What is required:
Retype each line of the material exactly, please, skipping any picture in it.

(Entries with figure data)
┄┄┄┄┄┄┄┄┄┄┄┄┄┄┄┄┄┄┄┄
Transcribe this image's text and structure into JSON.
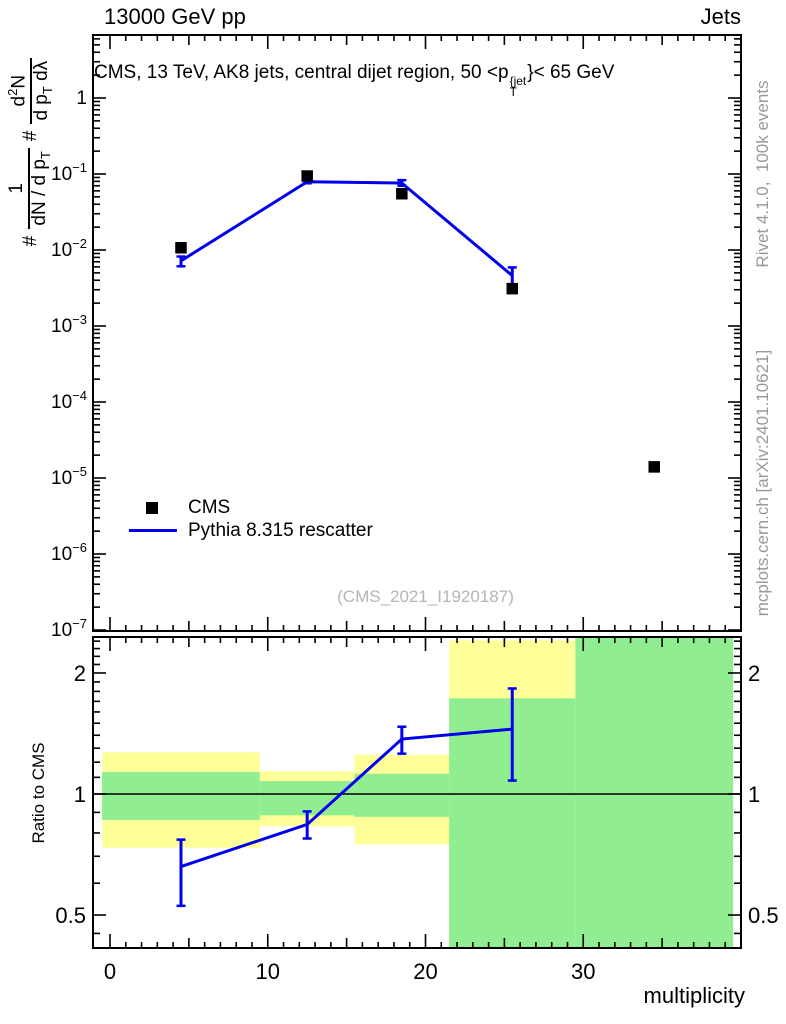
{
  "header": {
    "title_left": "13000 GeV pp",
    "title_right": "Jets",
    "subtitle_html": "CMS, 13 TeV, AK8 jets, central dijet region, 50 &lt;p<span class='ss'><sup>{jet</sup><sub>T</sub></span>}&lt; 65 GeV"
  },
  "side_notes": {
    "right_top": "Rivet 4.1.0,  100k events",
    "right_bottom": "mcplots.cern.ch [arXiv:2401.10621]"
  },
  "watermark": "(CMS_2021_I1920187)",
  "legend": {
    "items": [
      {
        "label": "CMS",
        "marker": "filled-square",
        "color": "#000000"
      },
      {
        "label": "Pythia 8.315 rescatter",
        "marker": "line",
        "color": "#0000ee"
      }
    ]
  },
  "axis_titles": {
    "y_top_hash": "#",
    "y_top_frac1_num": "1",
    "y_top_frac1_den_html": "dN / d p<sub>T</sub>",
    "y_top_frac2_num_html": "d<sup>2</sup>N",
    "y_top_frac2_den_html": "d p<sub>T</sub> dλ",
    "y_bottom": "Ratio to CMS",
    "x_bottom": "multiplicity"
  },
  "colors": {
    "mc_blue": "#0000ee",
    "band_yellow": "#ffff99",
    "band_green": "#90ee90",
    "axis_black": "#000000",
    "note_gray": "#999999",
    "watermark_gray": "#b5b5b5"
  },
  "chart_data": {
    "type": "scatter+line two-panel ratio plot",
    "title": "CMS, 13 TeV, AK8 jets, central dijet region, 50 <pT{jet}< 65 GeV",
    "xlabel": "multiplicity",
    "x_range": [
      -1.08,
      40
    ],
    "x_major_ticks": [
      0,
      10,
      20,
      30,
      40
    ],
    "top_panel": {
      "y_scale": "log",
      "y_range": [
        1e-07,
        6.7
      ],
      "y_major_tick_exponents": [
        0,
        -1,
        -2,
        -3,
        -4,
        -5,
        -6,
        -7
      ],
      "series": [
        {
          "name": "CMS",
          "type": "scatter",
          "marker": "filled-square",
          "color": "#000000",
          "points_xy": [
            [
              4.5,
              0.0107
            ],
            [
              12.5,
              0.094
            ],
            [
              18.5,
              0.055
            ],
            [
              25.5,
              0.0031
            ],
            [
              34.5,
              1.4e-05
            ]
          ]
        },
        {
          "name": "Pythia 8.315 rescatter",
          "type": "line-with-errorbars",
          "color": "#0000ee",
          "points_x_y_ylo_yhi": [
            [
              4.5,
              0.0072,
              0.0061,
              0.0082
            ],
            [
              12.5,
              0.079,
              0.0755,
              0.0845
            ],
            [
              18.5,
              0.076,
              0.07,
              0.083
            ],
            [
              25.5,
              0.0046,
              0.0033,
              0.0059
            ]
          ]
        }
      ]
    },
    "ratio_panel": {
      "ylabel": "Ratio to CMS",
      "y_scale": "log",
      "y_range": [
        0.417,
        2.47
      ],
      "y_major_ticks": [
        0.5,
        1,
        2
      ],
      "unity_line": 1.0,
      "bands": [
        {
          "x_edges": [
            -0.5,
            9.5
          ],
          "yellow": [
            0.735,
            1.27
          ],
          "green": [
            0.862,
            1.134
          ]
        },
        {
          "x_edges": [
            9.5,
            15.5
          ],
          "yellow": [
            0.831,
            1.139
          ],
          "green": [
            0.885,
            1.077
          ]
        },
        {
          "x_edges": [
            15.5,
            21.5
          ],
          "yellow": [
            0.749,
            1.252
          ],
          "green": [
            0.877,
            1.123
          ]
        },
        {
          "x_edges": [
            21.5,
            29.5
          ],
          "yellow": [
            0.4,
            2.41
          ],
          "green": [
            0.4,
            1.73
          ]
        },
        {
          "x_edges": [
            29.5,
            39.5
          ],
          "yellow": null,
          "green": [
            0.4,
            2.6
          ]
        }
      ],
      "mc_ratio_points_x_y_ylo_yhi": [
        [
          4.5,
          0.66,
          0.527,
          0.77
        ],
        [
          12.5,
          0.84,
          0.775,
          0.905
        ],
        [
          18.5,
          1.37,
          1.26,
          1.47
        ],
        [
          25.5,
          1.45,
          1.08,
          1.83
        ]
      ]
    }
  }
}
┄┄┄┄┄┄┄┄┄┄┄┄┄┄┄┄┄┄┄┄
Final answer:
Transcribe this image's text and structure into JSON.
{
  "header": {
    "title_left": "13000 GeV pp",
    "title_right": "Jets",
    "subtitle_html": "CMS, 13 TeV, AK8 jets, central dijet region, 50 &lt;p<span class='ss'><sup>{jet</sup><sub>T</sub></span>}&lt; 65 GeV"
  },
  "side_notes": {
    "right_top": "Rivet 4.1.0,  100k events",
    "right_bottom": "mcplots.cern.ch [arXiv:2401.10621]"
  },
  "watermark": "(CMS_2021_I1920187)",
  "legend": {
    "items": [
      {
        "label": "CMS",
        "marker": "filled-square",
        "color": "#000000"
      },
      {
        "label": "Pythia 8.315 rescatter",
        "marker": "line",
        "color": "#0000ee"
      }
    ]
  },
  "axis_titles": {
    "y_top_hash": "#",
    "y_top_frac1_num": "1",
    "y_top_frac1_den_html": "dN / d p<sub>T</sub>",
    "y_top_frac2_num_html": "d<sup>2</sup>N",
    "y_top_frac2_den_html": "d p<sub>T</sub> dλ",
    "y_bottom": "Ratio to CMS",
    "x_bottom": "multiplicity"
  },
  "colors": {
    "mc_blue": "#0000ee",
    "band_yellow": "#ffff99",
    "band_green": "#90ee90",
    "axis_black": "#000000",
    "note_gray": "#999999",
    "watermark_gray": "#b5b5b5"
  },
  "chart_data": {
    "type": "scatter+line two-panel ratio plot",
    "title": "CMS, 13 TeV, AK8 jets, central dijet region, 50 <pT{jet}< 65 GeV",
    "xlabel": "multiplicity",
    "x_range": [
      -1.08,
      40
    ],
    "x_major_ticks": [
      0,
      10,
      20,
      30,
      40
    ],
    "top_panel": {
      "y_scale": "log",
      "y_range": [
        1e-07,
        6.7
      ],
      "y_major_tick_exponents": [
        0,
        -1,
        -2,
        -3,
        -4,
        -5,
        -6,
        -7
      ],
      "series": [
        {
          "name": "CMS",
          "type": "scatter",
          "marker": "filled-square",
          "color": "#000000",
          "points_xy": [
            [
              4.5,
              0.0107
            ],
            [
              12.5,
              0.094
            ],
            [
              18.5,
              0.055
            ],
            [
              25.5,
              0.0031
            ],
            [
              34.5,
              1.4e-05
            ]
          ]
        },
        {
          "name": "Pythia 8.315 rescatter",
          "type": "line-with-errorbars",
          "color": "#0000ee",
          "points_x_y_ylo_yhi": [
            [
              4.5,
              0.0072,
              0.0061,
              0.0082
            ],
            [
              12.5,
              0.079,
              0.0755,
              0.0845
            ],
            [
              18.5,
              0.076,
              0.07,
              0.083
            ],
            [
              25.5,
              0.0046,
              0.0033,
              0.0059
            ]
          ]
        }
      ]
    },
    "ratio_panel": {
      "ylabel": "Ratio to CMS",
      "y_scale": "log",
      "y_range": [
        0.417,
        2.47
      ],
      "y_major_ticks": [
        0.5,
        1,
        2
      ],
      "unity_line": 1.0,
      "bands": [
        {
          "x_edges": [
            -0.5,
            9.5
          ],
          "yellow": [
            0.735,
            1.27
          ],
          "green": [
            0.862,
            1.134
          ]
        },
        {
          "x_edges": [
            9.5,
            15.5
          ],
          "yellow": [
            0.831,
            1.139
          ],
          "green": [
            0.885,
            1.077
          ]
        },
        {
          "x_edges": [
            15.5,
            21.5
          ],
          "yellow": [
            0.749,
            1.252
          ],
          "green": [
            0.877,
            1.123
          ]
        },
        {
          "x_edges": [
            21.5,
            29.5
          ],
          "yellow": [
            0.4,
            2.41
          ],
          "green": [
            0.4,
            1.73
          ]
        },
        {
          "x_edges": [
            29.5,
            39.5
          ],
          "yellow": null,
          "green": [
            0.4,
            2.6
          ]
        }
      ],
      "mc_ratio_points_x_y_ylo_yhi": [
        [
          4.5,
          0.66,
          0.527,
          0.77
        ],
        [
          12.5,
          0.84,
          0.775,
          0.905
        ],
        [
          18.5,
          1.37,
          1.26,
          1.47
        ],
        [
          25.5,
          1.45,
          1.08,
          1.83
        ]
      ]
    }
  }
}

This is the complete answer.